The request:
Whenever a line contains the string "this", copy it out of the entries.
★ ★ ★
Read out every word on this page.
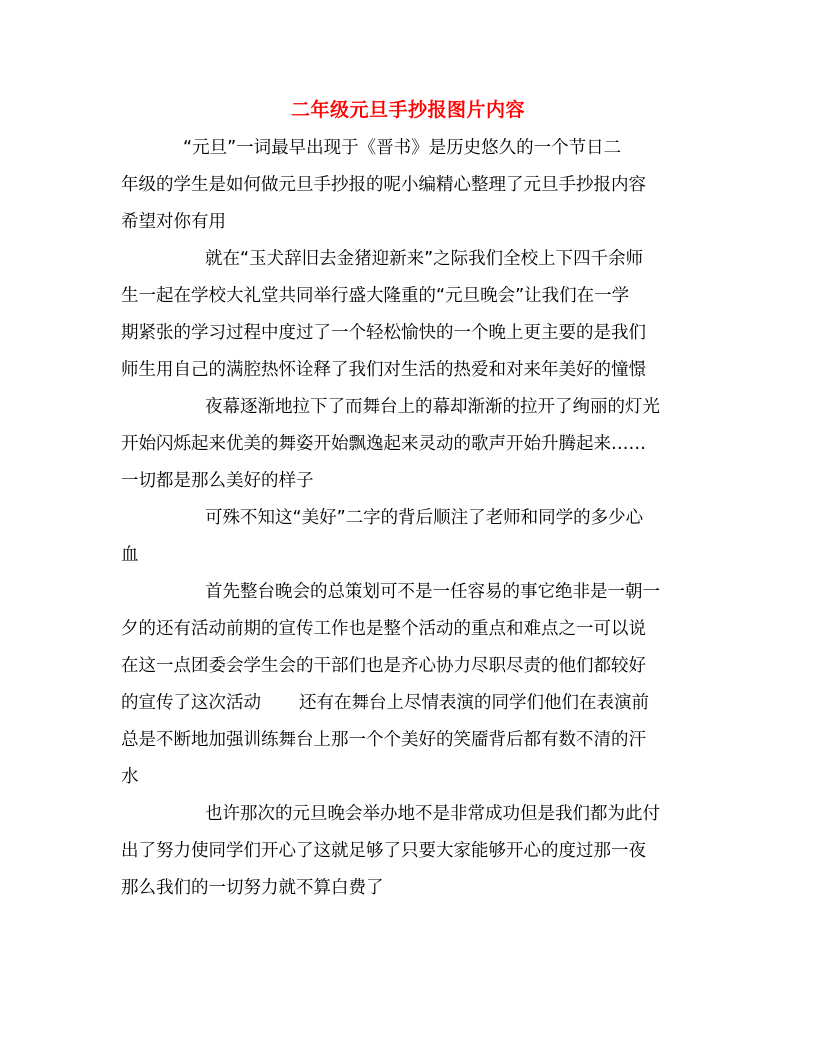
二年级元旦手抄报图片内容
“元旦”一词最早出现于《晋书》是历史悠久的一个节日二
年级的学生是如何做元旦手抄报的呢小编精心整理了元旦手抄报内容
希望对你有用
就在“玉犬辞旧去金猪迎新来”之际我们全校上下四千余师
生一起在学校大礼堂共同举行盛大隆重的“元旦晚会”让我们在一学
期紧张的学习过程中度过了一个轻松愉快的一个晚上更主要的是我们
师生用自己的满腔热怀诠释了我们对生活的热爱和对来年美好的憧憬
夜幕逐渐地拉下了而舞台上的幕却渐渐的拉开了绚丽的灯光
开始闪烁起来优美的舞姿开始飘逸起来灵动的歌声开始升腾起来……
一切都是那么美好的样子
可殊不知这“美好”二字的背后顺注了老师和同学的多少心
血
首先整台晚会的总策划可不是一任容易的事它绝非是一朝一
夕的还有活动前期的宣传工作也是整个活动的重点和难点之一可以说
在这一点团委会学生会的干部们也是齐心协力尽职尽责的他们都较好
的宣传了这次活动 还有在舞台上尽情表演的同学们他们在表演前
总是不断地加强训练舞台上那一个个美好的笑靥背后都有数不清的汗
水
也许那次的元旦晚会举办地不是非常成功但是我们都为此付
出了努力使同学们开心了这就足够了只要大家能够开心的度过那一夜
那么我们的一切努力就不算白费了
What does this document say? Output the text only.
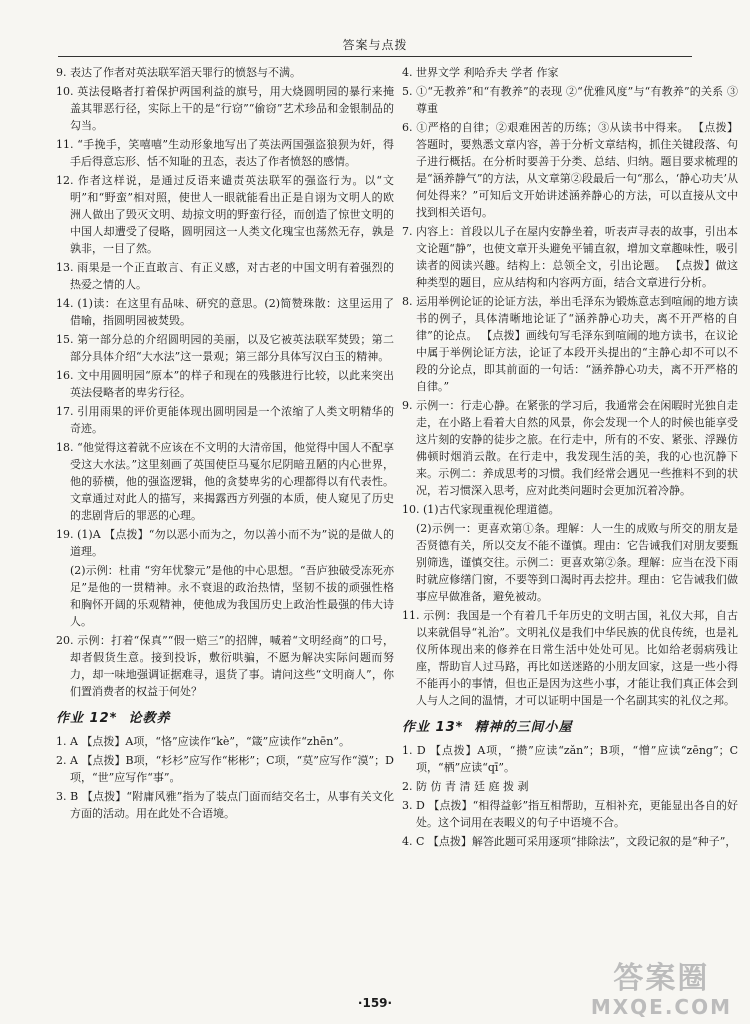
答案与点拨
9. 表达了作者对英法联军滔天罪行的愤怒与不满。
10. 英法侵略者打着保护两国利益的旗号，用大烧圆明园的暴行来掩盖其罪恶行径，实际上干的是“行窃”“偷窃”艺术珍品和金银制品的勾当。
11. “手挽手，笑嘻嘻”生动形象地写出了英法两国强盗狼狈为奸，得手后得意忘形、恬不知耻的丑态，表达了作者愤怒的感情。
12. 作者这样说，是通过反语来谴责英法联军的强盗行为。以“文明”和“野蛮”相对照，使世人一眼就能看出正是自诩为文明人的欧洲人做出了毁灭文明、劫掠文明的野蛮行径，而创造了惊世文明的中国人却遭受了侵略，圆明园这一人类文化瑰宝也荡然无存，孰是孰非，一目了然。
13. 雨果是一个正直敢言、有正义感，对古老的中国文明有着强烈的热爱之情的人。
14. (1)读：在这里有品味、研究的意思。(2)简赞珠散：这里运用了借喻，指圆明园被焚毁。
15. 第一部分总的介绍圆明园的美丽，以及它被英法联军焚毁；第二部分具体介绍“大水法”这一景观；第三部分具体写汉白玉的精神。
16. 文中用圆明园“原本”的样子和现在的残骸进行比较，以此来突出英法侵略者的卑劣行径。
17. 引用雨果的评价更能体现出圆明园是一个浓缩了人类文明精华的奇迹。
18. “他觉得这着就不应该在不文明的大清帝国，他觉得中国人不配享受这大水法。”这里刻画了英国使臣马戛尔尼阴暗丑陋的内心世界，他的骄横，他的强盗逻辑，他的贪婪卑劣的心理都得以有代表性。文章通过对此人的描写，来揭露西方列强的本质，使人窥见了历史的悲剧背后的罪恶的心理。
19. (1)A 【点拨】“勿以恶小而为之，勿以善小而不为”说的是做人的道理。
(2)示例：杜甫 “穷年忧黎元”是他的中心思想。“吾庐独破受冻死亦足”是他的一贯精神。永不衰退的政治热情，坚韧不拔的顽强性格和胸怀开阔的乐观精神，使他成为我国历史上政治性最强的伟大诗人。
20. 示例：打着“保真”“假一赔三”的招牌，喊着“文明经商”的口号，却者假货生意。接到投诉，敷衍哄骗，不愿为解决实际问题而努力，却一味地强调证据难寻，退货了事。请问这些“文明商人”，你们置消费者的权益于何处？
作业 12* 论教养
1. A 【点拨】A项，“恪”应读作“kè”，“箴”应读作“zhēn”。
2. A 【点拨】B项，“杉杉”应写作“彬彬”；C项，“莫”应写作“漠”；D项，“世”应写作“事”。
3. B 【点拨】“附庸风雅”指为了装点门面而结交名士，从事有关文化方面的活动。用在此处不合语境。
4. 世界文学 利哈乔夫 学者 作家
5. ①“无教养”和“有教养”的表现 ②“优雅风度”与“有教养”的关系 ③尊重
6. ①严格的自律；②艰难困苦的历练；③从读书中得来。 【点拨】答题时，要熟悉文章内容，善于分析文章结构，抓住关键段落、句子进行概括。在分析时要善于分类、总结、归纳。题目要求梳理的是“涵养静气”的方法，从文章第②段最后一句“那么，‘静心功夫’从何处得来？”可知后文开始讲述涵养静心的方法，可以直接从文中找到相关语句。
7. 内容上：首段以儿子在屋内安静坐着，听表声寻表的故事，引出本文论题“静”，也使文章开头避免平铺直叙，增加文章趣味性，吸引读者的阅读兴趣。结构上：总领全文，引出论题。 【点拨】做这种类型的题目，应从结构和内容两方面，结合文章进行分析。
8. 运用举例论证的论证方法，举出毛泽东为锻炼意志到喧闹的地方读书的例子，具体清晰地论证了“涵养静心功夫，离不开严格的自律”的论点。 【点拨】画线句写毛泽东到喧闹的地方读书，在议论中属于举例论证方法，论证了本段开头提出的“主静心却不可以不段的分论点，即其前面的一句话：“涵养静心功夫，离不开严格的自律。”
9. 示例一：行走心静。在紧张的学习后，我通常会在闲暇时光独自走走，在小路上看着大自然的风景，你会发现一个人的时候也能享受这片刻的安静的徒步之旅。在行走中，所有的不安、紧张、浮躁仿佛顿时烟消云散。在行走中，我发现生活的美，我的心也沉静下来。示例二：养成思考的习惯。我们经常会遇见一些推料不到的状况，若习惯深入思考，应对此类问题时会更加沉着冷静。
10. (1)古代家现重视伦理道德。
(2)示例一：更喜欢第①条。理解：人一生的成败与所交的朋友是否贤德有关，所以交友不能不谨慎。理由：它告诫我们对朋友要甄别筛选，谨慎交往。示例二：更喜欢第②条。理解：应当在没下雨时就应修缮门窗，不要等到口渴时再去挖井。理由：它告诫我们做事应早做准备，避免被动。
11. 示例：我国是一个有着几千年历史的文明古国，礼仪大邦，自古以来就倡导“礼治”。文明礼仪是我们中华民族的优良传统，也是礼仪所体现出来的修养在日常生活中处处可见。比如给老弱病残让座，帮助盲人过马路，再比如送迷路的小朋友回家，这是一些小得不能再小的事情，但也正是因为这些小事，才能让我们真正体会到人与人之间的温情，才可以证明中国是一个名副其实的礼仪之邦。
作业 13* 精神的三间小屋
1. D 【点拨】A项，“攒”应读“zǎn”；B项，“憎”应读“zēng”；C项，“栖”应读“qī”。
2. 防 仿 青 清 廷 庭 拨 剥
3. D 【点拨】“相得益彰”指互相帮助，互相补充，更能显出各自的好处。这个词用在表暇义的句子中语境不合。
4. C 【点拨】解答此题可采用逐项“排除法”，文段记叙的是“种子”，
·159·
答案圈
MXQE.COM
★ ★ ★
Final result:
Read out every word on this page.
What does this document say? Output the text only.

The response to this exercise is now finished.